(Stored data entries)
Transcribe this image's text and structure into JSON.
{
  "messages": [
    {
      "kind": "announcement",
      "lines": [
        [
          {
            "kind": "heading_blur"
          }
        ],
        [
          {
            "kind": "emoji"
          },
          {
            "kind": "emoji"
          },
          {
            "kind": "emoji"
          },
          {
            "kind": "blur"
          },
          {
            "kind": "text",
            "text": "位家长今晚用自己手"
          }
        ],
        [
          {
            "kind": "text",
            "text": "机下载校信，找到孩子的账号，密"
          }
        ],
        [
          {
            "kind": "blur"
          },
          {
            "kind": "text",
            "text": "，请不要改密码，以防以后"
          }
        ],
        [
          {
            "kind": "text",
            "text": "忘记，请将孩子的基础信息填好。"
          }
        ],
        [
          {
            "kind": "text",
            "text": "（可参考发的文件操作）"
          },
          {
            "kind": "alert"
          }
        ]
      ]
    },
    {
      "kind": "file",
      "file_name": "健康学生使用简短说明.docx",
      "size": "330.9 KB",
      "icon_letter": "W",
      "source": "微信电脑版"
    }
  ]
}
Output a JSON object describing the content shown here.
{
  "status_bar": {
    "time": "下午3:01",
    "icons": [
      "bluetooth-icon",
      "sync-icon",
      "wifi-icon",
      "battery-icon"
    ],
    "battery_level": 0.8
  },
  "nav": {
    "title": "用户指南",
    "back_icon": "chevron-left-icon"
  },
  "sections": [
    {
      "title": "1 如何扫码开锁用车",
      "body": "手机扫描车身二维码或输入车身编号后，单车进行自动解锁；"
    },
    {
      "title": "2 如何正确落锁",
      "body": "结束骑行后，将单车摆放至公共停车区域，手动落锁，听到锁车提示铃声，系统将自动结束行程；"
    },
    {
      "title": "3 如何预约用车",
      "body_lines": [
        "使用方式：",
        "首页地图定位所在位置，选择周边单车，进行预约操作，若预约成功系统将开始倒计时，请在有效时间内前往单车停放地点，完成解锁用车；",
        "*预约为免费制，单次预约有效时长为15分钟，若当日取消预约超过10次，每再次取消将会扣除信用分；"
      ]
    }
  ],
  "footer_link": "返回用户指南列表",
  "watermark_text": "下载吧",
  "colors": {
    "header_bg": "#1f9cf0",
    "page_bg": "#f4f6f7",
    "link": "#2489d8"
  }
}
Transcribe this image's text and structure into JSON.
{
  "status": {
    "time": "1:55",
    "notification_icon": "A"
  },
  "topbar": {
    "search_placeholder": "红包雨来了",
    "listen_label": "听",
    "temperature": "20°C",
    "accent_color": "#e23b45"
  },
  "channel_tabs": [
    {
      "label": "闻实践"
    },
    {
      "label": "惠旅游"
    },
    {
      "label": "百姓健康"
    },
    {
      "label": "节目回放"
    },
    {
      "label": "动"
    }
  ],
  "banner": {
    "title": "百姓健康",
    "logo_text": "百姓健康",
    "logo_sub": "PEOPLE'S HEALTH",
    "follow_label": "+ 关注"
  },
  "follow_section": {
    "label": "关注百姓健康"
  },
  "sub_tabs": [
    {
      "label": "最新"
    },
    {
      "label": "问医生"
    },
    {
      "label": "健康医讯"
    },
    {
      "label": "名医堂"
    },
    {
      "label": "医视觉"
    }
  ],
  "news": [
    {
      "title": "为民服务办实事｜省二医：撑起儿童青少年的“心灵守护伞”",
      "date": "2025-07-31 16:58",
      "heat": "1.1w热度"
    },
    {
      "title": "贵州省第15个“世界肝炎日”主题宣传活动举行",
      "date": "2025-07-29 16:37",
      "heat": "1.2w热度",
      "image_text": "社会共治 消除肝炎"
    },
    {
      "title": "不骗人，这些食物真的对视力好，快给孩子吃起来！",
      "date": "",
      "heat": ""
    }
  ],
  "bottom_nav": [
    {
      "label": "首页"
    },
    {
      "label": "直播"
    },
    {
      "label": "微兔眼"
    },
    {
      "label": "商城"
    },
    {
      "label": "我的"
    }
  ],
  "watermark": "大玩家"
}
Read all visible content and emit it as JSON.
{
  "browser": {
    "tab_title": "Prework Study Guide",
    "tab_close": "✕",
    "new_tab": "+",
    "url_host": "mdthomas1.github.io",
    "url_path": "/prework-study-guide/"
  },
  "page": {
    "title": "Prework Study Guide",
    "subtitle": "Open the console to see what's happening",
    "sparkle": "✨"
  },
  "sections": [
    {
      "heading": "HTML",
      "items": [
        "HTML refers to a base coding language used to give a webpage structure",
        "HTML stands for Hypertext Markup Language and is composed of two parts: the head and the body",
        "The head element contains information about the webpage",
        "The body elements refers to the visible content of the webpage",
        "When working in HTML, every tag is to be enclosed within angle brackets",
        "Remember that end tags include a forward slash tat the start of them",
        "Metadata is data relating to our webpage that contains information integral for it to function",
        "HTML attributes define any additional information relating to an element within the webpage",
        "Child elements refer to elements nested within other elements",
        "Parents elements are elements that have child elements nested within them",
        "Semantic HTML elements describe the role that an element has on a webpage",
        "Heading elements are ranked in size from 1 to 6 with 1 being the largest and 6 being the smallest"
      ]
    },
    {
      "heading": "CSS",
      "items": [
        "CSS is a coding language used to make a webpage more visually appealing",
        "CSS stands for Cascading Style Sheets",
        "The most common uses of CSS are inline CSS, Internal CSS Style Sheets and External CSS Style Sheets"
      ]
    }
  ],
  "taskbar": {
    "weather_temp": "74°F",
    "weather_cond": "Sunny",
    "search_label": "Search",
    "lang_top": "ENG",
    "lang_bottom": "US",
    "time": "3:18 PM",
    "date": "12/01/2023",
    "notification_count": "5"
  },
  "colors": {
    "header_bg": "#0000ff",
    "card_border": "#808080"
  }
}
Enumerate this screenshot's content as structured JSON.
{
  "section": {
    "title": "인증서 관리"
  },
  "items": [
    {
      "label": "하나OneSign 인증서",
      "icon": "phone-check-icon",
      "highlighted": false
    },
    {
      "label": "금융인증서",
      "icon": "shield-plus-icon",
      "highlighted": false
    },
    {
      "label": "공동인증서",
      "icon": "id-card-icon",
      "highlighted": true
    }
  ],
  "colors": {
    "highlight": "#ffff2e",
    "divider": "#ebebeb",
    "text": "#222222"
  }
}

_PROBLEM STATEMENT_
From the listing, tally every line with the word "refers" in it and give only the tally.

_FINAL RESULT_
2